### Exercise objective
Report how many lines of the records below include the word "npractice". Give nothing but the number.
-------- Material provided
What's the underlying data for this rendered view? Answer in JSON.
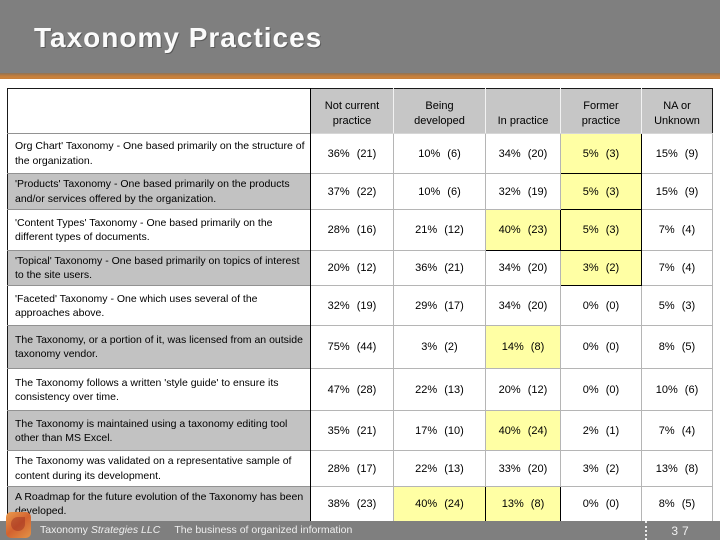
{
  "slide": {
    "title": "Taxonomy Practices",
    "footer": {
      "company_regular": "Taxonomy",
      "company_italic": "Strategies LLC",
      "tagline": "The business of organized information",
      "page_number": "37",
      "logo_icon": "taxonomy-strategies-logo"
    },
    "colors": {
      "masthead_gray": "#7f7f7f",
      "accent_orange": "#c8813c",
      "table_header_gray": "#c6c6c6",
      "row_stripe_gray": "#c2c2c2",
      "highlight_yellow": "#ffffa4",
      "footer_gray": "#7f7f7f"
    }
  },
  "table": {
    "column_headers": [
      "",
      "Not current\npractice",
      "Being\ndeveloped",
      "In practice",
      "Former\npractice",
      "NA or\nUnknown"
    ],
    "rows": [
      {
        "label": "Org Chart' Taxonomy - One based primarily on the structure of the organization.",
        "cells": [
          {
            "t": "36% (21)",
            "s": ""
          },
          {
            "t": "10% (6)",
            "s": ""
          },
          {
            "t": "34% (20)",
            "s": ""
          },
          {
            "t": "5% (3)",
            "s": "yb"
          },
          {
            "t": "15% (9)",
            "s": ""
          }
        ]
      },
      {
        "label": "'Products' Taxonomy - One based primarily on the products and/or services offered by the organization.",
        "cells": [
          {
            "t": "37% (22)",
            "s": ""
          },
          {
            "t": "10% (6)",
            "s": ""
          },
          {
            "t": "32% (19)",
            "s": ""
          },
          {
            "t": "5% (3)",
            "s": "yb"
          },
          {
            "t": "15% (9)",
            "s": ""
          }
        ]
      },
      {
        "label": "'Content Types' Taxonomy - One based primarily on the different types of documents.",
        "cells": [
          {
            "t": "28% (16)",
            "s": ""
          },
          {
            "t": "21% (12)",
            "s": ""
          },
          {
            "t": "40% (23)",
            "s": "yb"
          },
          {
            "t": "5% (3)",
            "s": "yb"
          },
          {
            "t": "7% (4)",
            "s": ""
          }
        ]
      },
      {
        "label": "'Topical' Taxonomy - One based primarily on topics of interest to the site users.",
        "cells": [
          {
            "t": "20% (12)",
            "s": ""
          },
          {
            "t": "36% (21)",
            "s": ""
          },
          {
            "t": "34% (20)",
            "s": ""
          },
          {
            "t": "3% (2)",
            "s": "yb"
          },
          {
            "t": "7% (4)",
            "s": ""
          }
        ]
      },
      {
        "label": "'Faceted' Taxonomy - One which uses several of the approaches above.",
        "cells": [
          {
            "t": "32% (19)",
            "s": ""
          },
          {
            "t": "29% (17)",
            "s": ""
          },
          {
            "t": "34% (20)",
            "s": ""
          },
          {
            "t": "0% (0)",
            "s": ""
          },
          {
            "t": "5% (3)",
            "s": ""
          }
        ]
      },
      {
        "label": "The Taxonomy, or a portion of it, was licensed from an outside taxonomy vendor.",
        "cells": [
          {
            "t": "75% (44)",
            "s": ""
          },
          {
            "t": "3% (2)",
            "s": ""
          },
          {
            "t": "14% (8)",
            "s": "y"
          },
          {
            "t": "0% (0)",
            "s": ""
          },
          {
            "t": "8% (5)",
            "s": ""
          }
        ]
      },
      {
        "label": "The Taxonomy follows a written 'style guide' to ensure its consistency over time.",
        "cells": [
          {
            "t": "47% (28)",
            "s": ""
          },
          {
            "t": "22% (13)",
            "s": ""
          },
          {
            "t": "20% (12)",
            "s": ""
          },
          {
            "t": "0% (0)",
            "s": ""
          },
          {
            "t": "10% (6)",
            "s": ""
          }
        ]
      },
      {
        "label": "The Taxonomy is maintained using a taxonomy editing tool other than MS Excel.",
        "cells": [
          {
            "t": "35% (21)",
            "s": ""
          },
          {
            "t": "17% (10)",
            "s": ""
          },
          {
            "t": "40% (24)",
            "s": "y"
          },
          {
            "t": "2% (1)",
            "s": ""
          },
          {
            "t": "7% (4)",
            "s": ""
          }
        ]
      },
      {
        "label": "The Taxonomy was validated on a representative sample of content during its development.",
        "cells": [
          {
            "t": "28% (17)",
            "s": ""
          },
          {
            "t": "22% (13)",
            "s": ""
          },
          {
            "t": "33% (20)",
            "s": ""
          },
          {
            "t": "3% (2)",
            "s": ""
          },
          {
            "t": "13% (8)",
            "s": ""
          }
        ]
      },
      {
        "label": "A Roadmap for the future evolution of the Taxonomy has been developed.",
        "cells": [
          {
            "t": "38% (23)",
            "s": ""
          },
          {
            "t": "40% (24)",
            "s": "yb"
          },
          {
            "t": "13% (8)",
            "s": "yb"
          },
          {
            "t": "0% (0)",
            "s": ""
          },
          {
            "t": "8% (5)",
            "s": ""
          }
        ]
      }
    ]
  }
}
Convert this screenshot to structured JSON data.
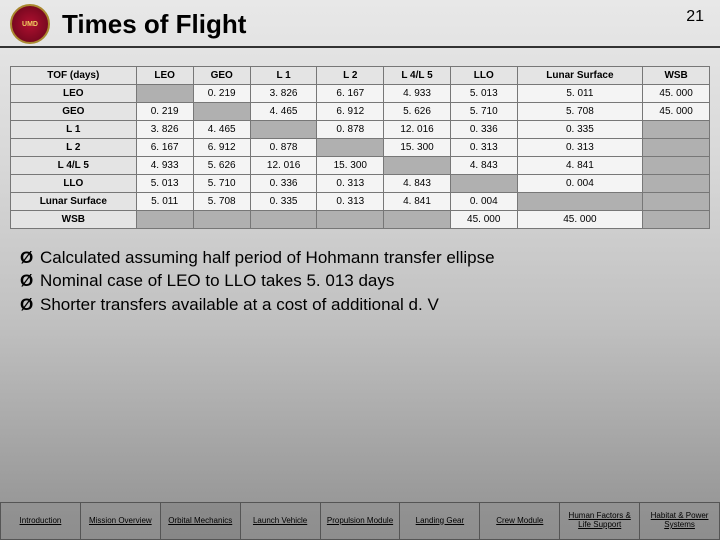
----------------
### Solution
2